# What is expected:
Of all the lines in the material below, how many include the string "profesional"? Give the number only.

# Stored records:
Begin

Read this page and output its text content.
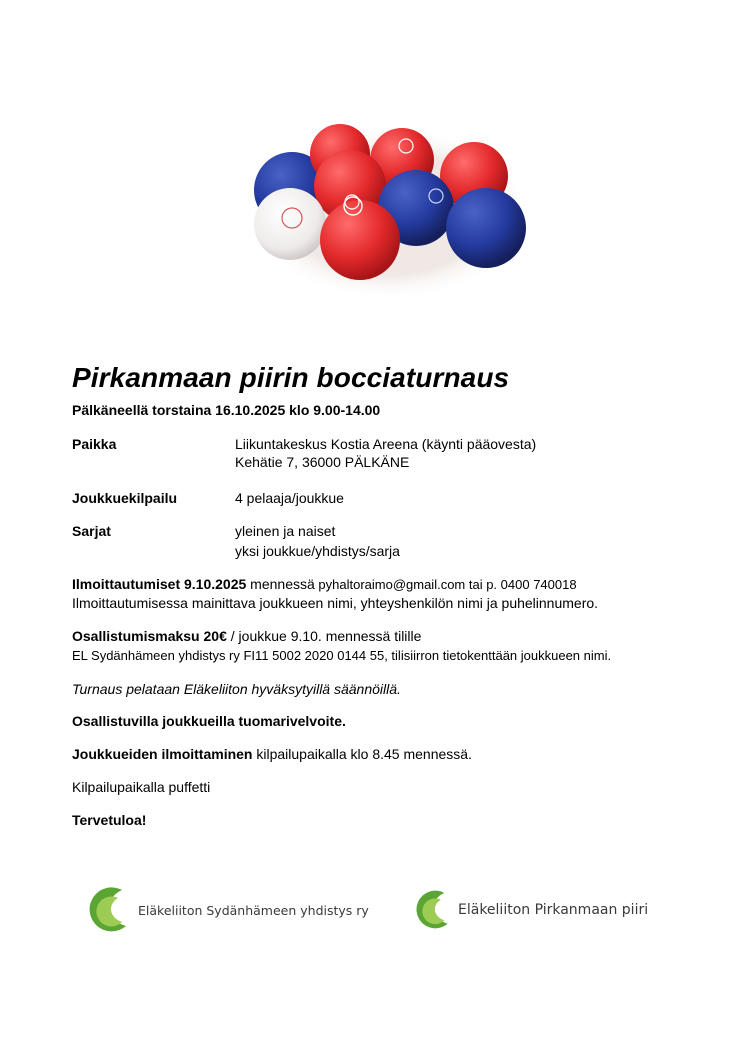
Pirkanmaan piirin bocciaturnaus
Pälkäneellä torstaina 16.10.2025 klo 9.00-14.00
Paikka	Liikuntakeskus Kostia Areena (käynti pääovesta)
Kehätie 7, 36000 PÄLKÄNE
Joukkuekilpailu	4 pelaaja/joukkue
Sarjat	yleinen ja naiset
yksi joukkue/yhdistys/sarja
Ilmoittautumiset 9.10.2025 mennessä pyhaltoraimo@gmail.com tai p. 0400 740018
Ilmoittautumisessa mainittava joukkueen nimi, yhteyshenkilön nimi ja puhelinnumero.
Osallistumismaksu 20€ / joukkue 9.10. mennessä tilille
EL Sydänhämeen yhdistys ry FI11 5002 2020 0144 55, tilisiirron tietokenttään joukkueen nimi.
Turnaus pelataan Eläkeliiton hyväksytyillä säännöillä.
Osallistuvilla joukkueilla tuomarivelvoite.
Joukkueiden ilmoittaminen kilpailupaikalla klo 8.45 mennessä.
Kilpailupaikalla puffetti
Tervetuloa!
Eläkeliiton Sydänhämeen yhdistys ry	Eläkeliiton Pirkanmaan piiri
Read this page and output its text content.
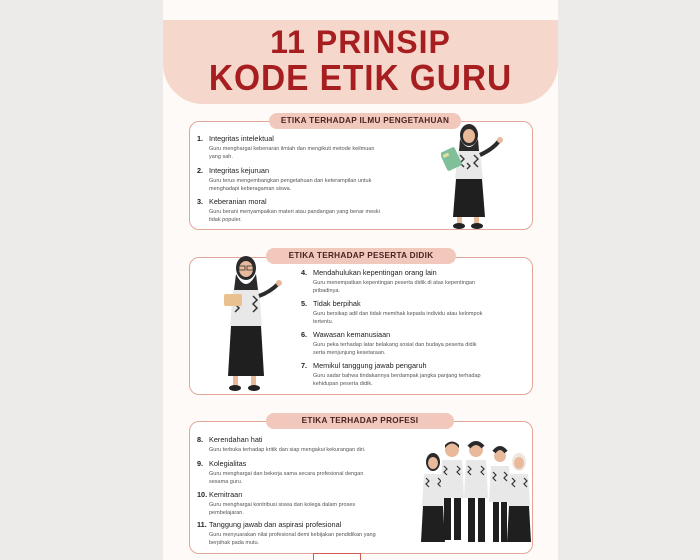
11 PRINSIP
KODE ETIK GURU
ETIKA TERHADAP ILMU PENGETAHUAN
1. Integritas intelektual
Guru menghargai kebenaran ilmiah dan mengikuti metode keilmuan
yang sah.
2. Integritas kejuruan
Guru terus mengembangkan pengetahuan dan keterampilan untuk
menghadapi keberagaman siswa.
3. Keberanian moral
Guru berani menyampaikan materi atau pandangan yang benar meski
tidak populer.
ETIKA TERHADAP PESERTA DIDIK
4. Mendahulukan kepentingan orang lain
Guru menempatkan kepentingan peserta didik di atas kepentingan
pribadinya.
5. Tidak berpihak
Guru bersikap adil dan tidak memihak kepada individu atau kelompok
tertentu.
6. Wawasan kemanusiaan
Guru peka terhadap latar belakang sosial dan budaya peserta didik
serta menjunjung kesetaraan.
7. Memikul tanggung jawab pengaruh
Guru sadar bahwa tindakannya berdampak jangka panjang terhadap
kehidupan peserta didik.
ETIKA TERHADAP PROFESI
8. Kerendahan hati
Guru terbuka terhadap kritik dan siap mengakui kekurangan diri.
9. Kolegialitas
Guru menghargai dan bekerja sama secara profesional dengan
sesama guru.
10. Kemitraan
Guru menghargai kontribusi siswa dan kolega dalam proses
pembelajaran.
11. Tanggung jawab dan aspirasi profesional
Guru menyuarakan nilai profesional demi kebijakan pendidikan yang
berpihak pada mutu.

End

# Response:
3